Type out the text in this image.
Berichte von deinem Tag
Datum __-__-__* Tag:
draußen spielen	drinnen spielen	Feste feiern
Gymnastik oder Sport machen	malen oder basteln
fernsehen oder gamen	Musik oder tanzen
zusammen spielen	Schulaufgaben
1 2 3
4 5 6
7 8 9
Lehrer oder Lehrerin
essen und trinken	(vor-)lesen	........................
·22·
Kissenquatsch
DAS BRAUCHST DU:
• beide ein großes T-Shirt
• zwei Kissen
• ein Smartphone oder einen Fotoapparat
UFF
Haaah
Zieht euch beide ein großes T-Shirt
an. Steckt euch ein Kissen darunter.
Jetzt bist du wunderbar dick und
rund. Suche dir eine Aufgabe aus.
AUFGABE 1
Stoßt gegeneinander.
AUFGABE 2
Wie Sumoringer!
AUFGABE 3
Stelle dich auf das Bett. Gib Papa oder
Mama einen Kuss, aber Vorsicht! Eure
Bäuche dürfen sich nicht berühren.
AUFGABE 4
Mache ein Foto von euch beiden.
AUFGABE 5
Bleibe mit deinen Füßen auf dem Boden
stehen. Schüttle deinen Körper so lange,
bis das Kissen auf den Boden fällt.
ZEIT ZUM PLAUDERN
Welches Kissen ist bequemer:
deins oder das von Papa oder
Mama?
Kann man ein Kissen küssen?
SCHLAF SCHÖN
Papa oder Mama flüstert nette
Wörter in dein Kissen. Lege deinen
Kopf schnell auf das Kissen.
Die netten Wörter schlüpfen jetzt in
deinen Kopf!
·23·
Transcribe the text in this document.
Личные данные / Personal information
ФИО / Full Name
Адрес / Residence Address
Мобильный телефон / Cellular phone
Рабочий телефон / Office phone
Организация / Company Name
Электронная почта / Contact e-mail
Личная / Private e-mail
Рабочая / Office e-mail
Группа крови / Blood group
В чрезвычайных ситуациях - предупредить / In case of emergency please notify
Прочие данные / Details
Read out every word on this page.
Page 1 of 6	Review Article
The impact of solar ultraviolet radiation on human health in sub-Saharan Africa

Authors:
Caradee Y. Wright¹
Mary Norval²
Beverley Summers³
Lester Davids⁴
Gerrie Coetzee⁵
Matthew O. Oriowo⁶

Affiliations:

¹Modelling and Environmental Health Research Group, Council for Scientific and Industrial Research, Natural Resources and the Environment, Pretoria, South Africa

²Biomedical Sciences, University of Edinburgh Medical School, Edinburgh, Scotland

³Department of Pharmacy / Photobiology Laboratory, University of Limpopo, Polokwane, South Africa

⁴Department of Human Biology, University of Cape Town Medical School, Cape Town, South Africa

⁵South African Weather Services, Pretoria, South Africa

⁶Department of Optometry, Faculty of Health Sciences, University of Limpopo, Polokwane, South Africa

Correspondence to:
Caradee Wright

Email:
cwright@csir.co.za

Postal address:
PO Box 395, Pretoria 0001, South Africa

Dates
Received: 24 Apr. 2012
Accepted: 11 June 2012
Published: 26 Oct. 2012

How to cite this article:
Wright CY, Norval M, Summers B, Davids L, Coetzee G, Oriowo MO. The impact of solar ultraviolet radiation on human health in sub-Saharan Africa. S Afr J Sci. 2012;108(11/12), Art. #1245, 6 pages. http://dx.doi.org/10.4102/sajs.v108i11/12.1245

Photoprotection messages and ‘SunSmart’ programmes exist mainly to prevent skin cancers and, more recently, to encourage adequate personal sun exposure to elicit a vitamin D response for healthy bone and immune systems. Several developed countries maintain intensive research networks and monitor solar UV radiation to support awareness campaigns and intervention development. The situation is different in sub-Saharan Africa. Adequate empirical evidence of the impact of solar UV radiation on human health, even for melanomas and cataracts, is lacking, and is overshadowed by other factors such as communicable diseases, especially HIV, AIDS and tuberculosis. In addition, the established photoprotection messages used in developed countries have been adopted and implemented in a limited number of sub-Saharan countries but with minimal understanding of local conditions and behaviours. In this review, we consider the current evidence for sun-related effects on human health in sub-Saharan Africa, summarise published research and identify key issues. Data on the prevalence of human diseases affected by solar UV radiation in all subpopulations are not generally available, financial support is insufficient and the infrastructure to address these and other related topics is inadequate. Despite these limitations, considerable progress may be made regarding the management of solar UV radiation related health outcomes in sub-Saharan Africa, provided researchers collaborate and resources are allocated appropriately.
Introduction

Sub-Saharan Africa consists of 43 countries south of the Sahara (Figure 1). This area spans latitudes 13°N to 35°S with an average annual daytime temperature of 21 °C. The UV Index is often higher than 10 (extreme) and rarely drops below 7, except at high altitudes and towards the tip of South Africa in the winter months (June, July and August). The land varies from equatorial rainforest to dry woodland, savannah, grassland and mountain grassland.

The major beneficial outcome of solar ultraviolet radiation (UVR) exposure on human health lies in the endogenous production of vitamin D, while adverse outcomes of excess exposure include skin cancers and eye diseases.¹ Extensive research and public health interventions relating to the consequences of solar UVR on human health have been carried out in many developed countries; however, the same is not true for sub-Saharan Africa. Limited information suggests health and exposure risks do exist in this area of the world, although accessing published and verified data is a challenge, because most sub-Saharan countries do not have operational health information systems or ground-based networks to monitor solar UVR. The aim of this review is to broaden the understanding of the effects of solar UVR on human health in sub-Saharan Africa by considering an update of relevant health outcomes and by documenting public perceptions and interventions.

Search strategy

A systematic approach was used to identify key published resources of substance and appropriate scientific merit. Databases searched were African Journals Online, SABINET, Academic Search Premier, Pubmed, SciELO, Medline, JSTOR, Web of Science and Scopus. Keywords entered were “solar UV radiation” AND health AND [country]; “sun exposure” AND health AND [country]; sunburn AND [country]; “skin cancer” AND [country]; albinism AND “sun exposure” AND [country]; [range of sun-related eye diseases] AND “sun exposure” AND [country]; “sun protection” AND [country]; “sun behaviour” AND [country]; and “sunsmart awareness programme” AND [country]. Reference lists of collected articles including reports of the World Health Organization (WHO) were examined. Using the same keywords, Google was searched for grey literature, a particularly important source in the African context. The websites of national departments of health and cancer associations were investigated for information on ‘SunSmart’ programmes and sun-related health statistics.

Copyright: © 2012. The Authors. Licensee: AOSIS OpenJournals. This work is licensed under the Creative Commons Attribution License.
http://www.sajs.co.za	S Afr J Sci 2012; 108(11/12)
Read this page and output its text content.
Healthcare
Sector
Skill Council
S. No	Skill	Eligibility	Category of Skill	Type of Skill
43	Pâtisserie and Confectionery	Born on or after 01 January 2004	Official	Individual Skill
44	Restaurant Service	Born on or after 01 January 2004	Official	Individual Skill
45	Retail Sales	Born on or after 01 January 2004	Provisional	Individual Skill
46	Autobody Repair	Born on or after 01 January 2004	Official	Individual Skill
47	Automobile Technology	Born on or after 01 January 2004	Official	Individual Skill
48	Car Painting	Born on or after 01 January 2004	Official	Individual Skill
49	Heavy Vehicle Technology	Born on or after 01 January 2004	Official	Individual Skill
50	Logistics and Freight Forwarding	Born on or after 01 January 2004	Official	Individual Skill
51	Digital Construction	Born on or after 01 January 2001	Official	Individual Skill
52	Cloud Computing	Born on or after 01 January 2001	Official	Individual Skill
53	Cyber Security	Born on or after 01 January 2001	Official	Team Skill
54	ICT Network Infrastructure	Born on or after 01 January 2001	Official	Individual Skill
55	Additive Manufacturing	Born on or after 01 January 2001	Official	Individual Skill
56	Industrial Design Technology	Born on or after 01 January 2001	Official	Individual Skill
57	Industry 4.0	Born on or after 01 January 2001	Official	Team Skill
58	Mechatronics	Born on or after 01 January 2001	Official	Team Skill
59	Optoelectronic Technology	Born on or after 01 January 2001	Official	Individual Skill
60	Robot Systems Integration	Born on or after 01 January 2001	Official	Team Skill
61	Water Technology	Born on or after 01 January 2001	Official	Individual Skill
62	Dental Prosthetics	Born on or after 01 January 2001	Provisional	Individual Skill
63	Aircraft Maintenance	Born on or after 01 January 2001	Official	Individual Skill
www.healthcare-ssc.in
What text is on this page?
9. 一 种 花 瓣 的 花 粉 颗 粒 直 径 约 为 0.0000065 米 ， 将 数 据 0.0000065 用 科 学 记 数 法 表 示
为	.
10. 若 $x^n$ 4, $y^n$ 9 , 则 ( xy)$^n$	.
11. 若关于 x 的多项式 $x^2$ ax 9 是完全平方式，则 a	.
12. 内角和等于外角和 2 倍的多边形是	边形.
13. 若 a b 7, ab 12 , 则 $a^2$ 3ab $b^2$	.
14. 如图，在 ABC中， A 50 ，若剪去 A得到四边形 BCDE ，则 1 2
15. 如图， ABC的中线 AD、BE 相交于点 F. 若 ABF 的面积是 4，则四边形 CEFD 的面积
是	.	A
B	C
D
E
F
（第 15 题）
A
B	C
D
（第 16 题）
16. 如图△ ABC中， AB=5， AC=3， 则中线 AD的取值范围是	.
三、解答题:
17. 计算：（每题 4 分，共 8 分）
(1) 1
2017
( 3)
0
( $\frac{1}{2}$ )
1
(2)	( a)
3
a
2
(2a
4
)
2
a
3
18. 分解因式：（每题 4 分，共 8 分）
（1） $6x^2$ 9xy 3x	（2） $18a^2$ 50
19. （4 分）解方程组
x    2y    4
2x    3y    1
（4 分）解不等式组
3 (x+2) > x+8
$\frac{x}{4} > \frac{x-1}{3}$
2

### WRITTEN EXERCISE
Read through the entries and copy every line that includes "oder".

### TASK ANSWER
Gymnastik oder Sport machen	malen oder basteln
fernsehen oder gamen	Musik oder tanzen
Lehrer oder Lehrerin
• ein Smartphone oder einen Fotoapparat
Stelle dich auf das Bett. Gib Papa oder
deins oder das von Papa oder
Papa oder Mama flüstert nette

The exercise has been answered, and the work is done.